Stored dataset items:
________

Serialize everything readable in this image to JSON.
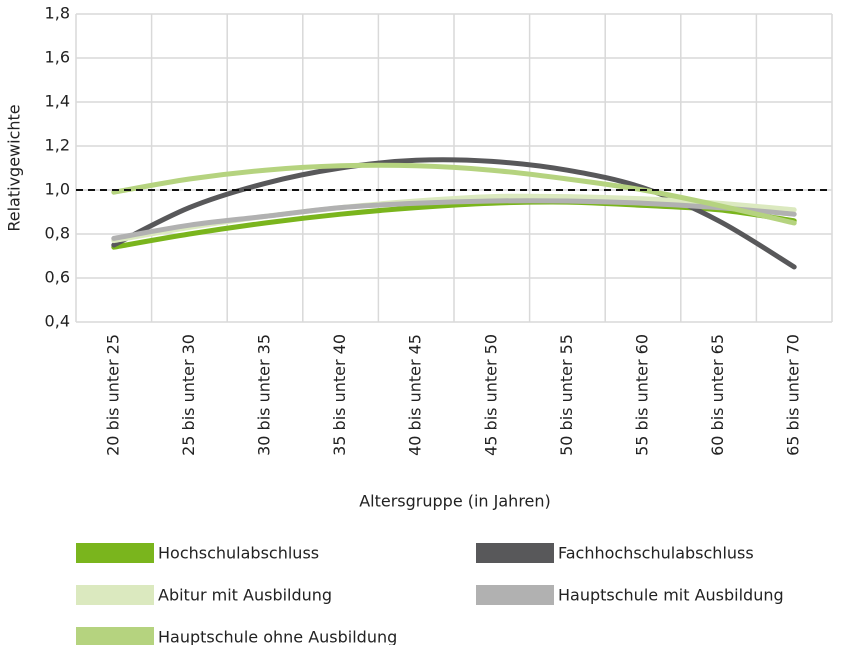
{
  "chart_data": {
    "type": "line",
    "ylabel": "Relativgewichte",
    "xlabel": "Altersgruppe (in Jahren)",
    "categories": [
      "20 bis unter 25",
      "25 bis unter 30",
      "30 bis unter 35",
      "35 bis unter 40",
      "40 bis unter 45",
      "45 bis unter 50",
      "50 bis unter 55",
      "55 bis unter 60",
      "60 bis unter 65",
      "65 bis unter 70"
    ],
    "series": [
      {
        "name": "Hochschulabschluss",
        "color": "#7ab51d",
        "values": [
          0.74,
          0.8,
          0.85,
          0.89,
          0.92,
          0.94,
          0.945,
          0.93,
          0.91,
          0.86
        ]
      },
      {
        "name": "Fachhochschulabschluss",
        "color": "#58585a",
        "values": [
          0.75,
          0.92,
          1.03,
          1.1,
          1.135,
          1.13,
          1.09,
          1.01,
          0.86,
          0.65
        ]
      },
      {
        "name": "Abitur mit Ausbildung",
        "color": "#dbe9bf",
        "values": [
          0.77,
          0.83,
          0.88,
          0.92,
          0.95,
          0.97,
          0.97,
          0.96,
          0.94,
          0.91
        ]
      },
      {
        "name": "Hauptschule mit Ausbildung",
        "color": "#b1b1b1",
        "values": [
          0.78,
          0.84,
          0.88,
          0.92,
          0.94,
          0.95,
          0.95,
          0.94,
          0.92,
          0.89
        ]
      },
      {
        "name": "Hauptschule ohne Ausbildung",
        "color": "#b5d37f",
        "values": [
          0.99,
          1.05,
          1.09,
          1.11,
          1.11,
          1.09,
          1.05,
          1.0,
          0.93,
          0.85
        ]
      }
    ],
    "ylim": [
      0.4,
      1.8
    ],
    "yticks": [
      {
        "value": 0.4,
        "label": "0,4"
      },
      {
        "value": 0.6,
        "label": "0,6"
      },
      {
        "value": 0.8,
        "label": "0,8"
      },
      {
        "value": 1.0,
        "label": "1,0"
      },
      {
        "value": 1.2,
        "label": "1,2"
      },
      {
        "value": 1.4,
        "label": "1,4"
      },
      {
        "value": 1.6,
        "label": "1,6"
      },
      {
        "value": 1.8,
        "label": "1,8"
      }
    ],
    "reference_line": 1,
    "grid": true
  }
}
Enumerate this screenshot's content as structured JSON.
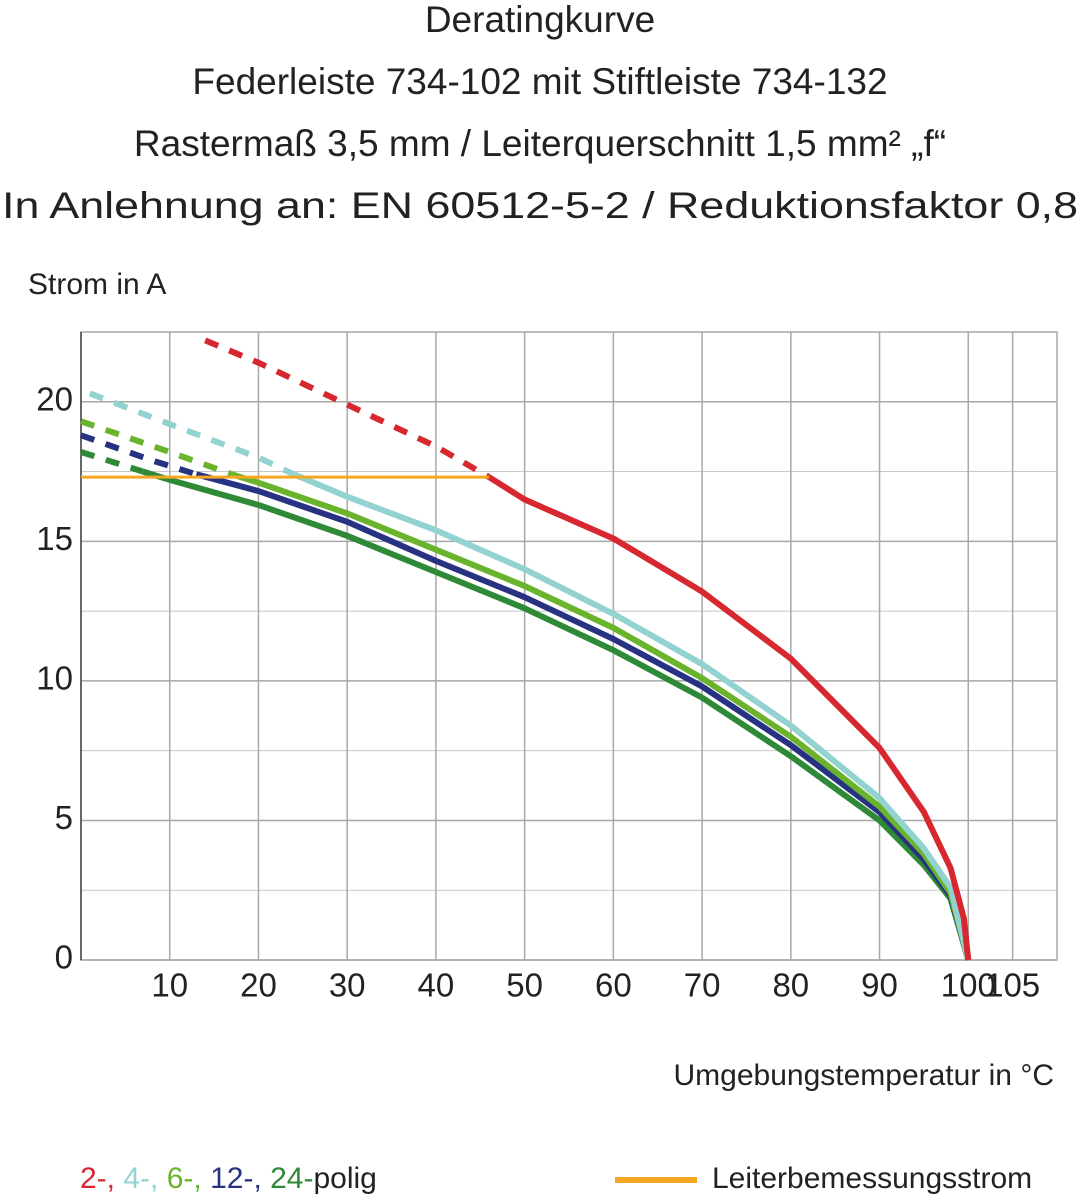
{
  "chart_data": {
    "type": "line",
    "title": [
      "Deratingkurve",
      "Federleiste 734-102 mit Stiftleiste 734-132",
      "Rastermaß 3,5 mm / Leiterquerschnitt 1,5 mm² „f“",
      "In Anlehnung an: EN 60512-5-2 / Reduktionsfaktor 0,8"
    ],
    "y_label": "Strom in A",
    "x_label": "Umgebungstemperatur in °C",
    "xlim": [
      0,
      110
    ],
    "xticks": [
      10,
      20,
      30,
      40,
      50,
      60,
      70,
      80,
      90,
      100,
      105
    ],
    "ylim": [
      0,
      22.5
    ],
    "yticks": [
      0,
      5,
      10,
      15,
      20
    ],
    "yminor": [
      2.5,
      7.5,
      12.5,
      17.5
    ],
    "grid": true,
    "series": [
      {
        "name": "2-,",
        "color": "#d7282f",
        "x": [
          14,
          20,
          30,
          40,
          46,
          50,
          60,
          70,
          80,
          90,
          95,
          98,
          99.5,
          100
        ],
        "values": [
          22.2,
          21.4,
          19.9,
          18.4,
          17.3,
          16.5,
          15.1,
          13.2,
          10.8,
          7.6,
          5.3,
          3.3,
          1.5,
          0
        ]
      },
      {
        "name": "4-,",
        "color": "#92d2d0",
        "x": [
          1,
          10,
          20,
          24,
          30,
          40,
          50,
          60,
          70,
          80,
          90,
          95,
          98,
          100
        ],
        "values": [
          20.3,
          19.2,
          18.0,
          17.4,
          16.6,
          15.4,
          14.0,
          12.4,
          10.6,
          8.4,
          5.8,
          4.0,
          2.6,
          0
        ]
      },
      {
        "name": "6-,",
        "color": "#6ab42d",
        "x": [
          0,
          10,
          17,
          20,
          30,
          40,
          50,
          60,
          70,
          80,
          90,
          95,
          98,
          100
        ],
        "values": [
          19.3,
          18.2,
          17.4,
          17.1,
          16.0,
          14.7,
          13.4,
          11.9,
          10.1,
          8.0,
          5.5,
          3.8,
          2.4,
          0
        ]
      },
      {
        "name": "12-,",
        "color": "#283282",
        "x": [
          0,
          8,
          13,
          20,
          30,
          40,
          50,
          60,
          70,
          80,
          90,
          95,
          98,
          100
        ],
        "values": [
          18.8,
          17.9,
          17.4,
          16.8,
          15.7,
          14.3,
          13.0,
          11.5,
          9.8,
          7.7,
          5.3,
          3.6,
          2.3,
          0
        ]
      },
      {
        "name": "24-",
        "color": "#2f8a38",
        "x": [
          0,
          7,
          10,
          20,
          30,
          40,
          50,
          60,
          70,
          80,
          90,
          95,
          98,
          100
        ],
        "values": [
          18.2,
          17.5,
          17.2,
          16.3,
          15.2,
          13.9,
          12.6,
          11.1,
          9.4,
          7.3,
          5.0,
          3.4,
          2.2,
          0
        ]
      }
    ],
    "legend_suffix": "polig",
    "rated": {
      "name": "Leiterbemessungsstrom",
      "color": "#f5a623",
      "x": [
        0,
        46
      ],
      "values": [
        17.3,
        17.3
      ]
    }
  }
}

________

--- GIVEN REQUEST ---
Pull every line containing the word "color" out of the entries above.

--- ANSWER TO THE EXERCISE ---
        "color": "#7ab51d",
        "color": "#58585a",
        "color": "#dbe9bf",
        "color": "#b1b1b1",
        "color": "#b5d37f",
        "color": "#d7282f",
        "color": "#92d2d0",
        "color": "#6ab42d",
        "color": "#283282",
        "color": "#2f8a38",
      "color": "#f5a623",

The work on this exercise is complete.